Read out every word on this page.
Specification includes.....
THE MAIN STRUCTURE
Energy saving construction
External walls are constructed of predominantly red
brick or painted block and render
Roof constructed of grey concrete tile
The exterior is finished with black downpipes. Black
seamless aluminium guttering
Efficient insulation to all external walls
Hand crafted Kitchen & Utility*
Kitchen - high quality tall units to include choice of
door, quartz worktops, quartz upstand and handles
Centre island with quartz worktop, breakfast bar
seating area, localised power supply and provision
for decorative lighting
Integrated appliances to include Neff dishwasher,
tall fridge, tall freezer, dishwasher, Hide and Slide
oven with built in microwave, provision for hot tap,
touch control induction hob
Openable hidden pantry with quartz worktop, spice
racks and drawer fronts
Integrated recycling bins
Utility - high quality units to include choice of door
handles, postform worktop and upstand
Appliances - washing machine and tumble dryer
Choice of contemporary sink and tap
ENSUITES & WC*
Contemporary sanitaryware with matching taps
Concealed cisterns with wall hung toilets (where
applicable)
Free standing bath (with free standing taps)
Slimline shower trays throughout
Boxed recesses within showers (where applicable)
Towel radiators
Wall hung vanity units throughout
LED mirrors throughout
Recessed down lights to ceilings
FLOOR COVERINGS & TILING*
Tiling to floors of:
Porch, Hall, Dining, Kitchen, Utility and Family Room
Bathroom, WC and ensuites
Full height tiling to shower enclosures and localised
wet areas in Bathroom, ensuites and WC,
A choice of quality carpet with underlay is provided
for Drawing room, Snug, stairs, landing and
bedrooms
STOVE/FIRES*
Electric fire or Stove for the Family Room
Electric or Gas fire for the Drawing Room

■ Stated problem ■
Every line above that contains the word "Bathroom" should be reported.

■ Written response ■
Bathroom, WC and ensuites
wet areas in Bathroom, ensuites and WC,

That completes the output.